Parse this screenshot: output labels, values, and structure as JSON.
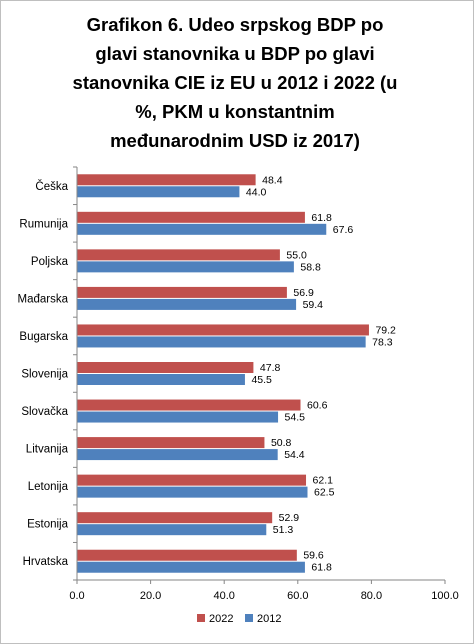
{
  "chart_data": {
    "type": "bar",
    "orientation": "horizontal",
    "title": "Grafikon 6. Udeo srpskog BDP po glavi stanovnika u BDP po glavi stanovnika CIE iz EU u 2012 i 2022 (u %, PKM u konstantnim međunarodnim USD iz 2017)",
    "title_lines": [
      "Grafikon 6. Udeo srpskog BDP po",
      "glavi stanovnika u BDP po glavi",
      "stanovnika CIE iz EU u 2012 i 2022 (u",
      "%, PKM u konstantnim",
      "međunarodnim USD iz 2017)"
    ],
    "categories": [
      "Češka",
      "Rumunija",
      "Poljska",
      "Mađarska",
      "Bugarska",
      "Slovenija",
      "Slovačka",
      "Litvanija",
      "Letonija",
      "Estonija",
      "Hrvatska"
    ],
    "series": [
      {
        "name": "2022",
        "color": "#c0504d",
        "values": [
          48.4,
          61.8,
          55.0,
          56.9,
          79.2,
          47.8,
          60.6,
          50.8,
          62.1,
          52.9,
          59.6
        ],
        "labels": [
          "48.4",
          "61.8",
          "55.0",
          "56.9",
          "79.2",
          "47.8",
          "60.6",
          "50.8",
          "62.1",
          "52.9",
          "59.6"
        ]
      },
      {
        "name": "2012",
        "color": "#4f81bd",
        "values": [
          44.0,
          67.6,
          58.8,
          59.4,
          78.3,
          45.5,
          54.5,
          54.4,
          62.5,
          51.3,
          61.8
        ],
        "labels": [
          "44.0",
          "67.6",
          "58.8",
          "59.4",
          "78.3",
          "45.5",
          "54.5",
          "54.4",
          "62.5",
          "51.3",
          "61.8"
        ]
      }
    ],
    "xlim": [
      0,
      100
    ],
    "xticks": [
      0,
      20,
      40,
      60,
      80,
      100
    ],
    "xtick_labels": [
      "0.0",
      "20.0",
      "40.0",
      "60.0",
      "80.0",
      "100.0"
    ],
    "xlabel": "",
    "ylabel": "",
    "grid": false,
    "legend": "bottom"
  }
}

**What you will do**
Repeat each entry exactly. Pictures do not belong in the copy.

**Written response**
Parse this screenshot: output labels, values, and structure as JSON.
{
  "chart_data": {
    "type": "bar",
    "orientation": "horizontal",
    "title": "Grafikon 6. Udeo srpskog BDP po glavi stanovnika u BDP po glavi stanovnika CIE iz EU u 2012 i 2022 (u %, PKM u konstantnim međunarodnim USD iz 2017)",
    "title_lines": [
      "Grafikon 6. Udeo srpskog BDP po",
      "glavi stanovnika u BDP po glavi",
      "stanovnika CIE iz EU u 2012 i 2022 (u",
      "%, PKM u konstantnim",
      "međunarodnim USD iz 2017)"
    ],
    "categories": [
      "Češka",
      "Rumunija",
      "Poljska",
      "Mađarska",
      "Bugarska",
      "Slovenija",
      "Slovačka",
      "Litvanija",
      "Letonija",
      "Estonija",
      "Hrvatska"
    ],
    "series": [
      {
        "name": "2022",
        "color": "#c0504d",
        "values": [
          48.4,
          61.8,
          55.0,
          56.9,
          79.2,
          47.8,
          60.6,
          50.8,
          62.1,
          52.9,
          59.6
        ],
        "labels": [
          "48.4",
          "61.8",
          "55.0",
          "56.9",
          "79.2",
          "47.8",
          "60.6",
          "50.8",
          "62.1",
          "52.9",
          "59.6"
        ]
      },
      {
        "name": "2012",
        "color": "#4f81bd",
        "values": [
          44.0,
          67.6,
          58.8,
          59.4,
          78.3,
          45.5,
          54.5,
          54.4,
          62.5,
          51.3,
          61.8
        ],
        "labels": [
          "44.0",
          "67.6",
          "58.8",
          "59.4",
          "78.3",
          "45.5",
          "54.5",
          "54.4",
          "62.5",
          "51.3",
          "61.8"
        ]
      }
    ],
    "xlim": [
      0,
      100
    ],
    "xticks": [
      0,
      20,
      40,
      60,
      80,
      100
    ],
    "xtick_labels": [
      "0.0",
      "20.0",
      "40.0",
      "60.0",
      "80.0",
      "100.0"
    ],
    "xlabel": "",
    "ylabel": "",
    "grid": false,
    "legend": "bottom"
  }
}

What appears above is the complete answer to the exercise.